Start of Block

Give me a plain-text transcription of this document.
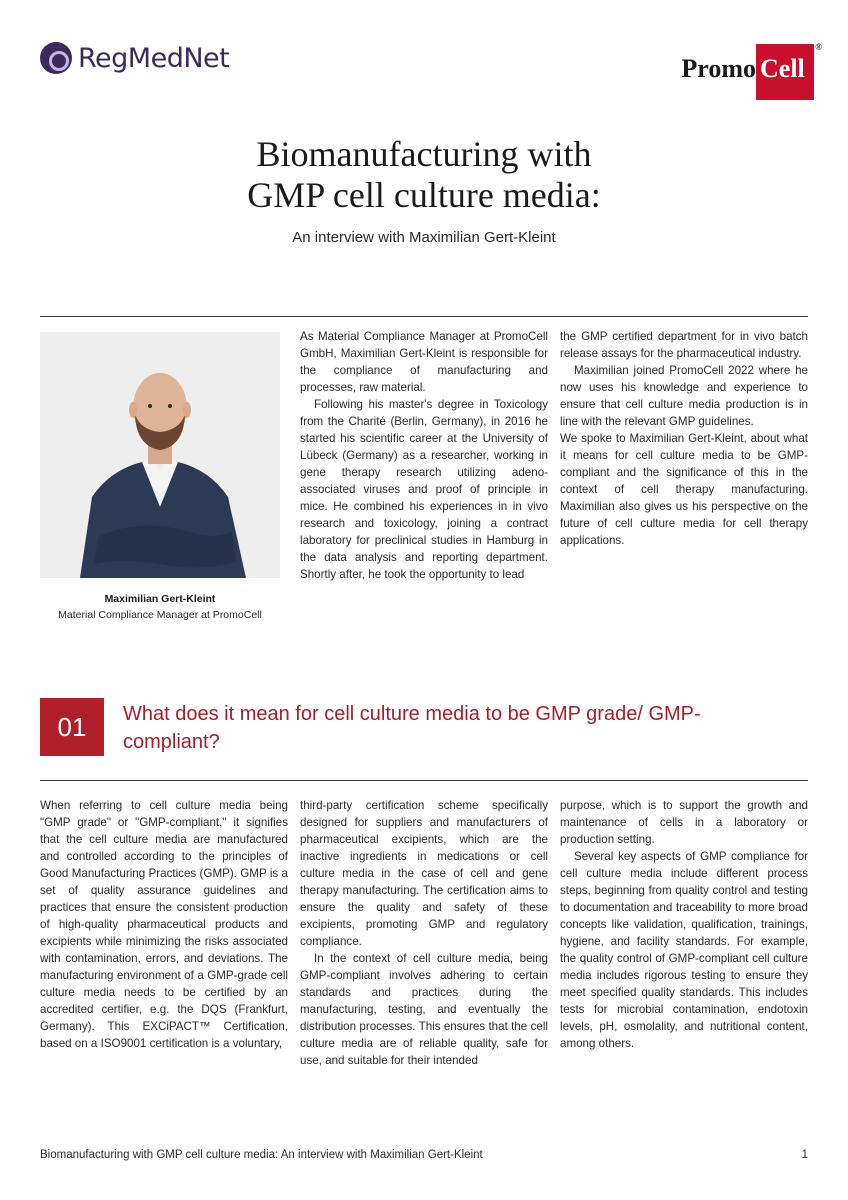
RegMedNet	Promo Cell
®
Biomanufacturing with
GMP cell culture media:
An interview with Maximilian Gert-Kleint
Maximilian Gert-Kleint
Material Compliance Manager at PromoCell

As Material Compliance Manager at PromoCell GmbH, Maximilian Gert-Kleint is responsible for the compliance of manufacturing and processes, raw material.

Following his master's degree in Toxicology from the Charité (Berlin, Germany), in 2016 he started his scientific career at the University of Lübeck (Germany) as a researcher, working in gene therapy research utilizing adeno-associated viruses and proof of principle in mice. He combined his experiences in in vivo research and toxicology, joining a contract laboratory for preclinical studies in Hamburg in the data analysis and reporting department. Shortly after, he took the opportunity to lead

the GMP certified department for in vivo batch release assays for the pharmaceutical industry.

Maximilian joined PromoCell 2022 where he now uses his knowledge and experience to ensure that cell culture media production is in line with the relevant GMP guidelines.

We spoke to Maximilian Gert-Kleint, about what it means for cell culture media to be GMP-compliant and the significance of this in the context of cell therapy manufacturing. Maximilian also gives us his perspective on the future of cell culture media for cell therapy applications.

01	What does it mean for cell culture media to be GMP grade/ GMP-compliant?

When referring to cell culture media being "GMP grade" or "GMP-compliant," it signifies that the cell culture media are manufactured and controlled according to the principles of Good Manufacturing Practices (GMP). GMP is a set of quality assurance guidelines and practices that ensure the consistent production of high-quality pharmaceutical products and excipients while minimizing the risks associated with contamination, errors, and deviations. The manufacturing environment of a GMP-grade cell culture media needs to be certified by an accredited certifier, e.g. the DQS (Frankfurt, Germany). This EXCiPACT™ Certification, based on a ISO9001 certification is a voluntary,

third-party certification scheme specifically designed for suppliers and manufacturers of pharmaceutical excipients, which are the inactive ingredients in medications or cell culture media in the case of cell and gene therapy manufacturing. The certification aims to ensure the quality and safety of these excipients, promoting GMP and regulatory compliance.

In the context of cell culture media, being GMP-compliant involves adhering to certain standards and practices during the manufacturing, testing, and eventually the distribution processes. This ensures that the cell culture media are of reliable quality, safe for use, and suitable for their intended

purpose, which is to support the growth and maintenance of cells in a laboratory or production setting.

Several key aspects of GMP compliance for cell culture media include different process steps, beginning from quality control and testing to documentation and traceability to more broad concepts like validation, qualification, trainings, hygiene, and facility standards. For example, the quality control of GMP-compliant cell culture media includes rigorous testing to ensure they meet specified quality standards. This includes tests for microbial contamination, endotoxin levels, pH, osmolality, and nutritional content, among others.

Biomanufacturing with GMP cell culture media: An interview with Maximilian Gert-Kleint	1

End of Block

What is being asked — What you return must match the material above exactly, apart from its pictures.

Solution —
Give me a plain-text transcription of this document.
RegMedNet	Promo Cell
®
Biomanufacturing with
GMP cell culture media:
An interview with Maximilian Gert-Kleint
Maximilian Gert-Kleint
Material Compliance Manager at PromoCell

As Material Compliance Manager at PromoCell GmbH, Maximilian Gert-Kleint is responsible for the compliance of manufacturing and processes, raw material.

Following his master's degree in Toxicology from the Charité (Berlin, Germany), in 2016 he started his scientific career at the University of Lübeck (Germany) as a researcher, working in gene therapy research utilizing adeno-associated viruses and proof of principle in mice. He combined his experiences in in vivo research and toxicology, joining a contract laboratory for preclinical studies in Hamburg in the data analysis and reporting department. Shortly after, he took the opportunity to lead

the GMP certified department for in vivo batch release assays for the pharmaceutical industry.

Maximilian joined PromoCell 2022 where he now uses his knowledge and experience to ensure that cell culture media production is in line with the relevant GMP guidelines.

We spoke to Maximilian Gert-Kleint, about what it means for cell culture media to be GMP-compliant and the significance of this in the context of cell therapy manufacturing. Maximilian also gives us his perspective on the future of cell culture media for cell therapy applications.

01	What does it mean for cell culture media to be GMP grade/ GMP-compliant?

When referring to cell culture media being "GMP grade" or "GMP-compliant," it signifies that the cell culture media are manufactured and controlled according to the principles of Good Manufacturing Practices (GMP). GMP is a set of quality assurance guidelines and practices that ensure the consistent production of high-quality pharmaceutical products and excipients while minimizing the risks associated with contamination, errors, and deviations. The manufacturing environment of a GMP-grade cell culture media needs to be certified by an accredited certifier, e.g. the DQS (Frankfurt, Germany). This EXCiPACT™ Certification, based on a ISO9001 certification is a voluntary,

third-party certification scheme specifically designed for suppliers and manufacturers of pharmaceutical excipients, which are the inactive ingredients in medications or cell culture media in the case of cell and gene therapy manufacturing. The certification aims to ensure the quality and safety of these excipients, promoting GMP and regulatory compliance.

In the context of cell culture media, being GMP-compliant involves adhering to certain standards and practices during the manufacturing, testing, and eventually the distribution processes. This ensures that the cell culture media are of reliable quality, safe for use, and suitable for their intended

purpose, which is to support the growth and maintenance of cells in a laboratory or production setting.

Several key aspects of GMP compliance for cell culture media include different process steps, beginning from quality control and testing to documentation and traceability to more broad concepts like validation, qualification, trainings, hygiene, and facility standards. For example, the quality control of GMP-compliant cell culture media includes rigorous testing to ensure they meet specified quality standards. This includes tests for microbial contamination, endotoxin levels, pH, osmolality, and nutritional content, among others.

Biomanufacturing with GMP cell culture media: An interview with Maximilian Gert-Kleint	1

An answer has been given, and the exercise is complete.